**Aim of the exercise**: Restate the complete material exactly.

Dataset records
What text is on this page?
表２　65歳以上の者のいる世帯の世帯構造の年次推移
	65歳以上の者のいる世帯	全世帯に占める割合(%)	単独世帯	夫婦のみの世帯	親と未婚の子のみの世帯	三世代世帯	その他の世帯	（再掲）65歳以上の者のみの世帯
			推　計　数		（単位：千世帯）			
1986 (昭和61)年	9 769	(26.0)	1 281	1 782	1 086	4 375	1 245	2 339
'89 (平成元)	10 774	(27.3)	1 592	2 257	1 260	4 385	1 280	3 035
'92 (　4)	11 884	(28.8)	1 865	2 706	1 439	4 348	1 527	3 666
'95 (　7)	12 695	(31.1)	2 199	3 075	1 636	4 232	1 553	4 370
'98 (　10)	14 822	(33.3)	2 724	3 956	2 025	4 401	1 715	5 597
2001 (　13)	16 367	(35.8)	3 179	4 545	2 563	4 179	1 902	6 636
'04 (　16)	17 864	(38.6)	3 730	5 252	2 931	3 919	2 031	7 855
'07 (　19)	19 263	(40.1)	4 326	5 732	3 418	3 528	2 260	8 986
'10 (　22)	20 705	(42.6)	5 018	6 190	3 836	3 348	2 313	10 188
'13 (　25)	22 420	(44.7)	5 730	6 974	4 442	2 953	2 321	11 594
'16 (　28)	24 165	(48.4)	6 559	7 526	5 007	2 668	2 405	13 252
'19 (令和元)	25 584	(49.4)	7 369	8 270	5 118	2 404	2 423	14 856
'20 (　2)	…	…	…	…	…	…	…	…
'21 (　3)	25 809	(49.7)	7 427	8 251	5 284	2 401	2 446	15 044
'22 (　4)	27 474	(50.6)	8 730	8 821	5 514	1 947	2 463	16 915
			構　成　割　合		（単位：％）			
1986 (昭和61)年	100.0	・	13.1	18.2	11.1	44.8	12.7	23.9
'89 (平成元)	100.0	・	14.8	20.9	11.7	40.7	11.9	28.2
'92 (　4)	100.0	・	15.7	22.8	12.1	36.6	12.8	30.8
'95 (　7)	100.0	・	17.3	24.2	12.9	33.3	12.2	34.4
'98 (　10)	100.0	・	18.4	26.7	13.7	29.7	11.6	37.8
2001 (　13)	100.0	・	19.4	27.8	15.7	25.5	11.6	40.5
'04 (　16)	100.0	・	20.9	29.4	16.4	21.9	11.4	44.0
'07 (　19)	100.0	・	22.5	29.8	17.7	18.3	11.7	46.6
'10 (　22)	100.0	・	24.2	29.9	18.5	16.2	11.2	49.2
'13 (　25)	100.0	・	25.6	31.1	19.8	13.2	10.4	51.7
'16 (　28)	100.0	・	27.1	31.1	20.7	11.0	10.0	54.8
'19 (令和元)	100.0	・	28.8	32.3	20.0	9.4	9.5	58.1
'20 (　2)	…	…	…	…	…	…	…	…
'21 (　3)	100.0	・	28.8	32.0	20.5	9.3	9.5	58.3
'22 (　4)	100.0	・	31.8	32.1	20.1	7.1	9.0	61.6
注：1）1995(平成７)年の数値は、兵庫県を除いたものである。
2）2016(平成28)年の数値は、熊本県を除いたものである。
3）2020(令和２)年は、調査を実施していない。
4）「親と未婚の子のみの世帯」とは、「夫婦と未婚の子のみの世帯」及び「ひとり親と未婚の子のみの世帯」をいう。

**Answer below**:
What text is on this page?
表２　65歳以上の者のいる世帯の世帯構造の年次推移
	65歳以上の者のいる世帯	全世帯に占める割合(%)	単独世帯	夫婦のみの世帯	親と未婚の子のみの世帯	三世代世帯	その他の世帯	（再掲）65歳以上の者のみの世帯
			推　計　数		（単位：千世帯）			
1986 (昭和61)年	9 769	(26.0)	1 281	1 782	1 086	4 375	1 245	2 339
'89 (平成元)	10 774	(27.3)	1 592	2 257	1 260	4 385	1 280	3 035
'92 (　4)	11 884	(28.8)	1 865	2 706	1 439	4 348	1 527	3 666
'95 (　7)	12 695	(31.1)	2 199	3 075	1 636	4 232	1 553	4 370
'98 (　10)	14 822	(33.3)	2 724	3 956	2 025	4 401	1 715	5 597
2001 (　13)	16 367	(35.8)	3 179	4 545	2 563	4 179	1 902	6 636
'04 (　16)	17 864	(38.6)	3 730	5 252	2 931	3 919	2 031	7 855
'07 (　19)	19 263	(40.1)	4 326	5 732	3 418	3 528	2 260	8 986
'10 (　22)	20 705	(42.6)	5 018	6 190	3 836	3 348	2 313	10 188
'13 (　25)	22 420	(44.7)	5 730	6 974	4 442	2 953	2 321	11 594
'16 (　28)	24 165	(48.4)	6 559	7 526	5 007	2 668	2 405	13 252
'19 (令和元)	25 584	(49.4)	7 369	8 270	5 118	2 404	2 423	14 856
'20 (　2)	…	…	…	…	…	…	…	…
'21 (　3)	25 809	(49.7)	7 427	8 251	5 284	2 401	2 446	15 044
'22 (　4)	27 474	(50.6)	8 730	8 821	5 514	1 947	2 463	16 915
			構　成　割　合		（単位：％）			
1986 (昭和61)年	100.0	・	13.1	18.2	11.1	44.8	12.7	23.9
'89 (平成元)	100.0	・	14.8	20.9	11.7	40.7	11.9	28.2
'92 (　4)	100.0	・	15.7	22.8	12.1	36.6	12.8	30.8
'95 (　7)	100.0	・	17.3	24.2	12.9	33.3	12.2	34.4
'98 (　10)	100.0	・	18.4	26.7	13.7	29.7	11.6	37.8
2001 (　13)	100.0	・	19.4	27.8	15.7	25.5	11.6	40.5
'04 (　16)	100.0	・	20.9	29.4	16.4	21.9	11.4	44.0
'07 (　19)	100.0	・	22.5	29.8	17.7	18.3	11.7	46.6
'10 (　22)	100.0	・	24.2	29.9	18.5	16.2	11.2	49.2
'13 (　25)	100.0	・	25.6	31.1	19.8	13.2	10.4	51.7
'16 (　28)	100.0	・	27.1	31.1	20.7	11.0	10.0	54.8
'19 (令和元)	100.0	・	28.8	32.3	20.0	9.4	9.5	58.1
'20 (　2)	…	…	…	…	…	…	…	…
'21 (　3)	100.0	・	28.8	32.0	20.5	9.3	9.5	58.3
'22 (　4)	100.0	・	31.8	32.1	20.1	7.1	9.0	61.6
注：1）1995(平成７)年の数値は、兵庫県を除いたものである。
2）2016(平成28)年の数値は、熊本県を除いたものである。
3）2020(令和２)年は、調査を実施していない。
4）「親と未婚の子のみの世帯」とは、「夫婦と未婚の子のみの世帯」及び「ひとり親と未婚の子のみの世帯」をいう。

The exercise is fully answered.